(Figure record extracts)
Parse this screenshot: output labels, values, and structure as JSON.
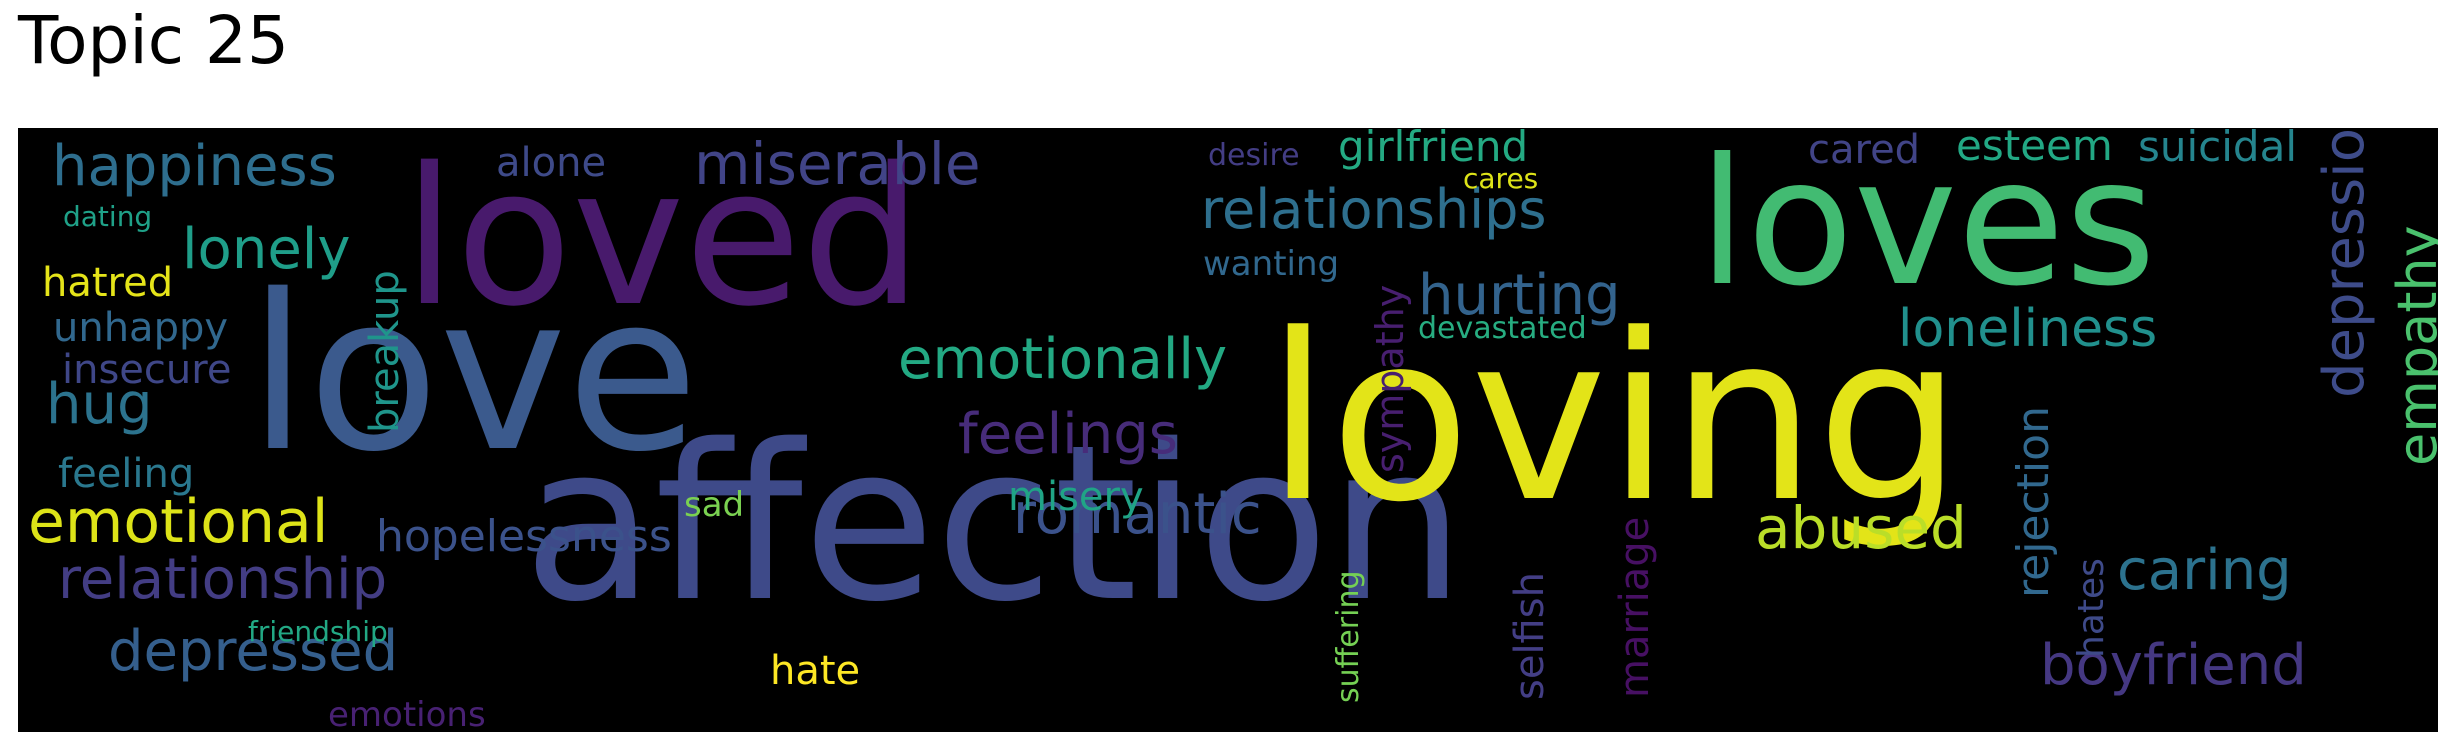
{
  "title": "Topic 25",
  "chart_data": {
    "type": "wordcloud",
    "title": "Topic 25",
    "background": "#000000",
    "colormap": "viridis",
    "words": [
      {
        "text": "affection",
        "color": "#3e4a89"
      },
      {
        "text": "loving",
        "color": "#e3e418"
      },
      {
        "text": "love",
        "color": "#3b5a8d"
      },
      {
        "text": "loved",
        "color": "#481a6c"
      },
      {
        "text": "loves",
        "color": "#42bb72"
      },
      {
        "text": "miserable",
        "color": "#414487"
      },
      {
        "text": "relationships",
        "color": "#2e6f8e"
      },
      {
        "text": "emotionally",
        "color": "#23a983"
      },
      {
        "text": "happiness",
        "color": "#2e6e8e"
      },
      {
        "text": "feelings",
        "color": "#472c7a"
      },
      {
        "text": "romantic",
        "color": "#3b528b"
      },
      {
        "text": "hurting",
        "color": "#33638d"
      },
      {
        "text": "loneliness",
        "color": "#21908d"
      },
      {
        "text": "lonely",
        "color": "#1f9e89"
      },
      {
        "text": "relationship",
        "color": "#433d84"
      },
      {
        "text": "depressed",
        "color": "#355f8d"
      },
      {
        "text": "emotional",
        "color": "#dde318"
      },
      {
        "text": "abused",
        "color": "#bade28"
      },
      {
        "text": "caring",
        "color": "#2c728e"
      },
      {
        "text": "boyfriend",
        "color": "#453882"
      },
      {
        "text": "depression",
        "color": "#3e4c8a"
      },
      {
        "text": "empathy",
        "color": "#4ac16d"
      },
      {
        "text": "hopelessness",
        "color": "#3b528b"
      },
      {
        "text": "rejection",
        "color": "#31688e"
      },
      {
        "text": "hug",
        "color": "#2c738e"
      },
      {
        "text": "esteem",
        "color": "#22a884"
      },
      {
        "text": "suicidal",
        "color": "#25858e"
      },
      {
        "text": "girlfriend",
        "color": "#24aa83"
      },
      {
        "text": "cared",
        "color": "#414487"
      },
      {
        "text": "alone",
        "color": "#3e4a89"
      },
      {
        "text": "unhappy",
        "color": "#31688e"
      },
      {
        "text": "insecure",
        "color": "#3f4788"
      },
      {
        "text": "hatred",
        "color": "#e5e419"
      },
      {
        "text": "feeling",
        "color": "#2a788e"
      },
      {
        "text": "breakup",
        "color": "#1f958b"
      },
      {
        "text": "misery",
        "color": "#20a486"
      },
      {
        "text": "hate",
        "color": "#fde725"
      },
      {
        "text": "marriage",
        "color": "#471063"
      },
      {
        "text": "selfish",
        "color": "#433e85"
      },
      {
        "text": "hates",
        "color": "#3e4a89"
      },
      {
        "text": "sympathy",
        "color": "#481f70"
      },
      {
        "text": "wanting",
        "color": "#31688e"
      },
      {
        "text": "sad",
        "color": "#7ad151"
      },
      {
        "text": "devastated",
        "color": "#27ad81"
      },
      {
        "text": "desire",
        "color": "#433d84"
      },
      {
        "text": "cares",
        "color": "#dde318"
      },
      {
        "text": "suffering",
        "color": "#75d054"
      },
      {
        "text": "friendship",
        "color": "#22a884"
      },
      {
        "text": "emotions",
        "color": "#482173"
      },
      {
        "text": "dating",
        "color": "#1fa188"
      }
    ]
  }
}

Task statement:
Extract the full listing exactly, with the pictures left out.

Expected answer:
Parse this screenshot: output labels, values, and structure as JSON.
{
  "title": "Topic 25",
  "chart_data": {
    "type": "wordcloud",
    "title": "Topic 25",
    "background": "#000000",
    "colormap": "viridis",
    "words": [
      {
        "text": "affection",
        "color": "#3e4a89"
      },
      {
        "text": "loving",
        "color": "#e3e418"
      },
      {
        "text": "love",
        "color": "#3b5a8d"
      },
      {
        "text": "loved",
        "color": "#481a6c"
      },
      {
        "text": "loves",
        "color": "#42bb72"
      },
      {
        "text": "miserable",
        "color": "#414487"
      },
      {
        "text": "relationships",
        "color": "#2e6f8e"
      },
      {
        "text": "emotionally",
        "color": "#23a983"
      },
      {
        "text": "happiness",
        "color": "#2e6e8e"
      },
      {
        "text": "feelings",
        "color": "#472c7a"
      },
      {
        "text": "romantic",
        "color": "#3b528b"
      },
      {
        "text": "hurting",
        "color": "#33638d"
      },
      {
        "text": "loneliness",
        "color": "#21908d"
      },
      {
        "text": "lonely",
        "color": "#1f9e89"
      },
      {
        "text": "relationship",
        "color": "#433d84"
      },
      {
        "text": "depressed",
        "color": "#355f8d"
      },
      {
        "text": "emotional",
        "color": "#dde318"
      },
      {
        "text": "abused",
        "color": "#bade28"
      },
      {
        "text": "caring",
        "color": "#2c728e"
      },
      {
        "text": "boyfriend",
        "color": "#453882"
      },
      {
        "text": "depression",
        "color": "#3e4c8a"
      },
      {
        "text": "empathy",
        "color": "#4ac16d"
      },
      {
        "text": "hopelessness",
        "color": "#3b528b"
      },
      {
        "text": "rejection",
        "color": "#31688e"
      },
      {
        "text": "hug",
        "color": "#2c738e"
      },
      {
        "text": "esteem",
        "color": "#22a884"
      },
      {
        "text": "suicidal",
        "color": "#25858e"
      },
      {
        "text": "girlfriend",
        "color": "#24aa83"
      },
      {
        "text": "cared",
        "color": "#414487"
      },
      {
        "text": "alone",
        "color": "#3e4a89"
      },
      {
        "text": "unhappy",
        "color": "#31688e"
      },
      {
        "text": "insecure",
        "color": "#3f4788"
      },
      {
        "text": "hatred",
        "color": "#e5e419"
      },
      {
        "text": "feeling",
        "color": "#2a788e"
      },
      {
        "text": "breakup",
        "color": "#1f958b"
      },
      {
        "text": "misery",
        "color": "#20a486"
      },
      {
        "text": "hate",
        "color": "#fde725"
      },
      {
        "text": "marriage",
        "color": "#471063"
      },
      {
        "text": "selfish",
        "color": "#433e85"
      },
      {
        "text": "hates",
        "color": "#3e4a89"
      },
      {
        "text": "sympathy",
        "color": "#481f70"
      },
      {
        "text": "wanting",
        "color": "#31688e"
      },
      {
        "text": "sad",
        "color": "#7ad151"
      },
      {
        "text": "devastated",
        "color": "#27ad81"
      },
      {
        "text": "desire",
        "color": "#433d84"
      },
      {
        "text": "cares",
        "color": "#dde318"
      },
      {
        "text": "suffering",
        "color": "#75d054"
      },
      {
        "text": "friendship",
        "color": "#22a884"
      },
      {
        "text": "emotions",
        "color": "#482173"
      },
      {
        "text": "dating",
        "color": "#1fa188"
      }
    ]
  }
}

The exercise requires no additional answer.